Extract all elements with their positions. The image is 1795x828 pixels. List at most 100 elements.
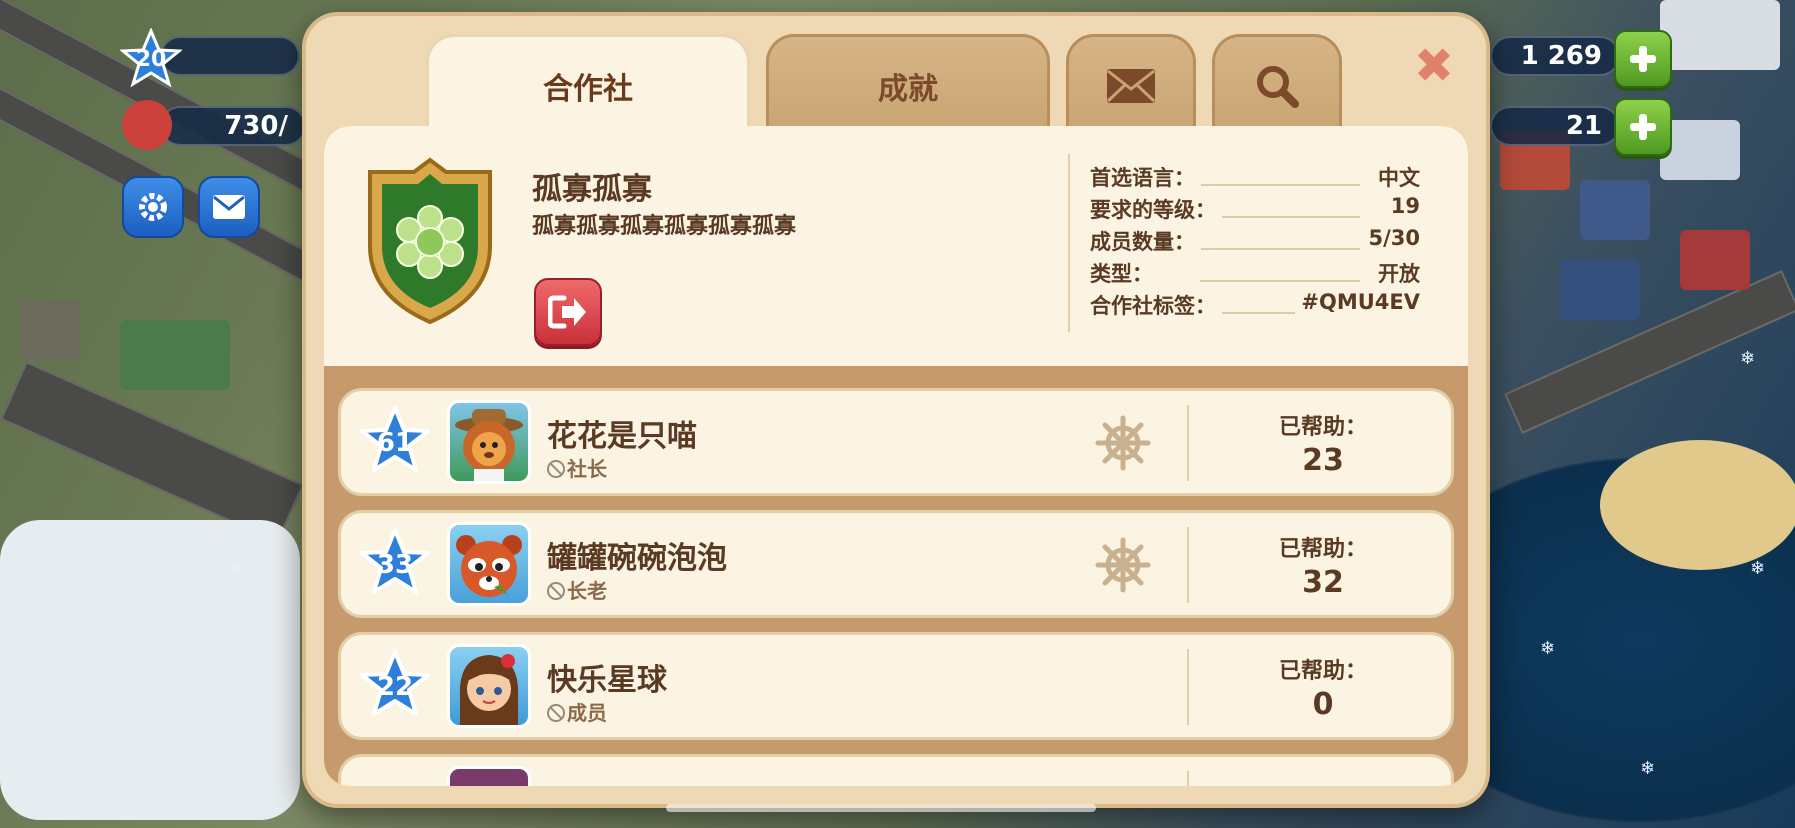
close-icon: ✖ <box>1413 38 1455 94</box>
coop-name: 孤寡孤寡 <box>532 172 652 207</box>
member-row-partial[interactable] <box>338 754 1454 786</box>
tab-coop[interactable]: 合作社 <box>426 34 750 134</box>
stat-label: 成员数量： <box>1090 226 1201 256</box>
stat-language: 首选语言： 中文 <box>1090 162 1420 194</box>
player-level-star: 20 <box>119 27 183 90</box>
coop-dialog: 合作社 成就 ✖ 孤寡孤寡 孤寡孤寡孤寡孤寡孤寡孤寡 首选语言： 中文 要求的等… <box>302 12 1490 808</box>
population-bar: 730/ <box>160 106 306 146</box>
stat-coop-tag: 合作社标签： #QMU4EV <box>1090 290 1420 322</box>
stat-label: 类型： <box>1090 258 1159 288</box>
member-role-label: 成员 <box>567 701 607 725</box>
lion-avatar <box>447 400 531 484</box>
house <box>1580 180 1650 240</box>
rank-icon <box>547 704 565 722</box>
girl-avatar <box>447 644 531 728</box>
stat-value: #QMU4EV <box>1295 290 1420 314</box>
helm-wheel-icon <box>1095 415 1151 471</box>
stat-required-level: 要求的等级： 19 <box>1090 194 1420 226</box>
building <box>20 300 80 360</box>
home-indicator <box>666 804 1096 812</box>
member-row[interactable]: 33 罐罐碗碗泡泡 长老 已帮助： 32 <box>338 510 1454 618</box>
member-role: 社长 <box>547 453 607 482</box>
add-cash-button[interactable] <box>1614 98 1672 156</box>
tab-search[interactable] <box>1212 34 1342 134</box>
gear-icon <box>139 193 167 221</box>
stat-value: 中文 <box>1372 162 1420 192</box>
search-icon <box>1257 65 1299 108</box>
stat-member-count: 成员数量： 5/30 <box>1090 226 1420 258</box>
snowflake-icon: ❄ <box>230 558 246 579</box>
population-value: 730/ <box>224 111 288 141</box>
tab-coop-label: 合作社 <box>543 71 633 107</box>
helped-label: 已帮助： <box>1278 537 1367 562</box>
helped-count: 32 <box>1302 565 1344 600</box>
member-row[interactable]: 22 快乐星球 成员 已帮助： 0 <box>338 632 1454 740</box>
tab-achievements-label: 成就 <box>878 71 938 107</box>
settings-button[interactable] <box>122 176 184 238</box>
member-name: 花花是只喵 <box>547 419 697 454</box>
member-avatar <box>447 766 531 786</box>
mail-button[interactable] <box>198 176 260 238</box>
coop-stats: 首选语言： 中文 要求的等级： 19 成员数量： 5/30 类型： 开放 合作社… <box>1090 162 1420 322</box>
member-level: 33 <box>376 550 414 580</box>
helm-wheel-icon <box>1095 537 1151 593</box>
snowflake-icon: ❄ <box>1540 638 1556 659</box>
member-level-star: 33 <box>359 527 431 599</box>
stat-value: 19 <box>1384 194 1420 218</box>
member-name: 罐罐碗碗泡泡 <box>547 541 727 576</box>
member-level-star: 61 <box>359 405 431 477</box>
member-level-star: 22 <box>359 649 431 721</box>
stat-value: 5/30 <box>1362 226 1420 250</box>
stat-type: 类型： 开放 <box>1090 258 1420 290</box>
snowflake-icon: ❄ <box>1750 558 1766 579</box>
coins-value: 1 269 <box>1520 41 1602 71</box>
stat-label: 要求的等级： <box>1090 194 1222 224</box>
cash-value: 21 <box>1565 111 1602 141</box>
beach <box>1600 440 1795 570</box>
cash-bar: 21 <box>1490 106 1620 146</box>
building <box>120 320 230 390</box>
rank-icon <box>547 460 565 478</box>
helped-label: 已帮助： <box>1278 659 1367 684</box>
member-role-label: 长老 <box>567 579 607 603</box>
stat-value: 开放 <box>1372 258 1420 288</box>
snowflake-icon: ❄ <box>1640 758 1656 779</box>
leave-coop-button[interactable] <box>534 278 602 346</box>
member-level: 22 <box>376 672 414 702</box>
envelope-icon <box>213 195 245 219</box>
add-coins-button[interactable] <box>1614 30 1672 88</box>
helped-label: 已帮助： <box>1278 415 1367 440</box>
house <box>1660 120 1740 180</box>
stat-label: 首选语言： <box>1090 162 1201 192</box>
coop-panel: 孤寡孤寡 孤寡孤寡孤寡孤寡孤寡孤寡 首选语言： 中文 要求的等级： 19 成员数… <box>324 126 1468 786</box>
member-divider <box>1187 771 1189 786</box>
tab-achievements[interactable]: 成就 <box>766 34 1050 134</box>
population-icon <box>122 100 172 150</box>
house <box>1560 260 1640 320</box>
tab-mail[interactable] <box>1066 34 1196 134</box>
envelope-icon <box>1106 68 1156 103</box>
red-panda-avatar <box>447 522 531 606</box>
member-level: 61 <box>376 428 414 458</box>
member-role-label: 社长 <box>567 457 607 481</box>
info-divider <box>1068 154 1070 332</box>
member-role: 成员 <box>547 697 607 726</box>
player-level: 20 <box>135 46 167 72</box>
rank-icon <box>547 582 565 600</box>
coins-bar: 1 269 <box>1490 36 1620 76</box>
coop-description: 孤寡孤寡孤寡孤寡孤寡孤寡 <box>532 214 797 239</box>
helped-count: 0 <box>1312 687 1334 722</box>
hospital-building <box>1660 0 1780 70</box>
exit-icon <box>548 295 586 329</box>
member-role: 长老 <box>547 575 607 604</box>
helped-count: 23 <box>1302 443 1344 478</box>
snowflake-icon: ❄ <box>1740 348 1756 369</box>
member-name: 快乐星球 <box>547 663 667 698</box>
member-row[interactable]: 61 花花是只喵 社长 已帮助： 23 <box>338 388 1454 496</box>
coop-badge-icon <box>368 157 492 325</box>
snow-field <box>0 520 300 820</box>
close-button[interactable]: ✖ <box>1412 42 1456 90</box>
stat-label: 合作社标签： <box>1090 290 1222 320</box>
coop-info-card: 孤寡孤寡 孤寡孤寡孤寡孤寡孤寡孤寡 首选语言： 中文 要求的等级： 19 成员数… <box>324 126 1468 366</box>
house <box>1680 230 1750 290</box>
◇ ◇ ◇ ◇
◆ Exercise instructions ◆
Reproduce every line of the records above without any changes, omitting the picture.

◆ Exercise response ◆
Extract all elements with their positions. The image is 1795x828 pixels. List at most 100 elements.
close-icon: ✖ <box>1413 38 1455 94</box>
coop-name: 孤寡孤寡 <box>532 172 652 207</box>
member-row-partial[interactable] <box>338 754 1454 786</box>
tab-coop[interactable]: 合作社 <box>426 34 750 134</box>
stat-label: 成员数量： <box>1090 226 1201 256</box>
stat-language: 首选语言： 中文 <box>1090 162 1420 194</box>
player-level-star: 20 <box>119 27 183 90</box>
coop-dialog: 合作社 成就 ✖ 孤寡孤寡 孤寡孤寡孤寡孤寡孤寡孤寡 首选语言： 中文 要求的等… <box>302 12 1490 808</box>
population-bar: 730/ <box>160 106 306 146</box>
stat-coop-tag: 合作社标签： #QMU4EV <box>1090 290 1420 322</box>
stat-label: 类型： <box>1090 258 1159 288</box>
member-role-label: 成员 <box>567 701 607 725</box>
lion-avatar <box>447 400 531 484</box>
house <box>1580 180 1650 240</box>
rank-icon <box>547 704 565 722</box>
girl-avatar <box>447 644 531 728</box>
stat-value: #QMU4EV <box>1295 290 1420 314</box>
helm-wheel-icon <box>1095 415 1151 471</box>
stat-required-level: 要求的等级： 19 <box>1090 194 1420 226</box>
building <box>20 300 80 360</box>
home-indicator <box>666 804 1096 812</box>
member-row[interactable]: 33 罐罐碗碗泡泡 长老 已帮助： 32 <box>338 510 1454 618</box>
member-role: 社长 <box>547 453 607 482</box>
add-cash-button[interactable] <box>1614 98 1672 156</box>
tab-search[interactable] <box>1212 34 1342 134</box>
gear-icon <box>139 193 167 221</box>
stat-value: 中文 <box>1372 162 1420 192</box>
search-icon <box>1257 65 1299 108</box>
stat-member-count: 成员数量： 5/30 <box>1090 226 1420 258</box>
snowflake-icon: ❄ <box>230 558 246 579</box>
population-value: 730/ <box>224 111 288 141</box>
tab-coop-label: 合作社 <box>543 71 633 107</box>
helped-label: 已帮助： <box>1278 537 1367 562</box>
helped-count: 32 <box>1302 565 1344 600</box>
member-row[interactable]: 22 快乐星球 成员 已帮助： 0 <box>338 632 1454 740</box>
tab-achievements-label: 成就 <box>878 71 938 107</box>
settings-button[interactable] <box>122 176 184 238</box>
member-name: 花花是只喵 <box>547 419 697 454</box>
member-avatar <box>447 766 531 786</box>
mail-button[interactable] <box>198 176 260 238</box>
coop-stats: 首选语言： 中文 要求的等级： 19 成员数量： 5/30 类型： 开放 合作社… <box>1090 162 1420 322</box>
member-level: 33 <box>376 550 414 580</box>
helm-wheel-icon <box>1095 537 1151 593</box>
snowflake-icon: ❄ <box>1540 638 1556 659</box>
member-level-star: 33 <box>359 527 431 599</box>
stat-value: 19 <box>1384 194 1420 218</box>
member-name: 罐罐碗碗泡泡 <box>547 541 727 576</box>
member-level-star: 61 <box>359 405 431 477</box>
member-level-star: 22 <box>359 649 431 721</box>
stat-value: 5/30 <box>1362 226 1420 250</box>
stat-type: 类型： 开放 <box>1090 258 1420 290</box>
snowflake-icon: ❄ <box>1750 558 1766 579</box>
coins-value: 1 269 <box>1520 41 1602 71</box>
stat-label: 要求的等级： <box>1090 194 1222 224</box>
cash-value: 21 <box>1565 111 1602 141</box>
beach <box>1600 440 1795 570</box>
cash-bar: 21 <box>1490 106 1620 146</box>
building <box>120 320 230 390</box>
rank-icon <box>547 460 565 478</box>
helped-label: 已帮助： <box>1278 659 1367 684</box>
member-role-label: 长老 <box>567 579 607 603</box>
stat-value: 开放 <box>1372 258 1420 288</box>
snowflake-icon: ❄ <box>1640 758 1656 779</box>
leave-coop-button[interactable] <box>534 278 602 346</box>
member-level: 22 <box>376 672 414 702</box>
envelope-icon <box>213 195 245 219</box>
add-coins-button[interactable] <box>1614 30 1672 88</box>
helped-label: 已帮助： <box>1278 415 1367 440</box>
house <box>1660 120 1740 180</box>
stat-label: 首选语言： <box>1090 162 1201 192</box>
coop-panel: 孤寡孤寡 孤寡孤寡孤寡孤寡孤寡孤寡 首选语言： 中文 要求的等级： 19 成员数… <box>324 126 1468 786</box>
member-divider <box>1187 771 1189 786</box>
tab-achievements[interactable]: 成就 <box>766 34 1050 134</box>
population-icon <box>122 100 172 150</box>
house <box>1560 260 1640 320</box>
tab-mail[interactable] <box>1066 34 1196 134</box>
envelope-icon <box>1106 68 1156 103</box>
red-panda-avatar <box>447 522 531 606</box>
member-level: 61 <box>376 428 414 458</box>
member-role-label: 社长 <box>567 457 607 481</box>
info-divider <box>1068 154 1070 332</box>
member-role: 成员 <box>547 697 607 726</box>
player-level: 20 <box>135 46 167 72</box>
rank-icon <box>547 582 565 600</box>
coins-bar: 1 269 <box>1490 36 1620 76</box>
coop-description: 孤寡孤寡孤寡孤寡孤寡孤寡 <box>532 214 797 239</box>
helped-count: 0 <box>1312 687 1334 722</box>
hospital-building <box>1660 0 1780 70</box>
exit-icon <box>548 295 586 329</box>
member-role: 长老 <box>547 575 607 604</box>
helped-count: 23 <box>1302 443 1344 478</box>
snowflake-icon: ❄ <box>1740 348 1756 369</box>
member-name: 快乐星球 <box>547 663 667 698</box>
member-row[interactable]: 61 花花是只喵 社长 已帮助： 23 <box>338 388 1454 496</box>
coop-badge-icon <box>368 157 492 325</box>
snow-field <box>0 520 300 820</box>
close-button[interactable]: ✖ <box>1412 42 1456 90</box>
stat-label: 合作社标签： <box>1090 290 1222 320</box>
coop-info-card: 孤寡孤寡 孤寡孤寡孤寡孤寡孤寡孤寡 首选语言： 中文 要求的等级： 19 成员数… <box>324 126 1468 366</box>
house <box>1680 230 1750 290</box>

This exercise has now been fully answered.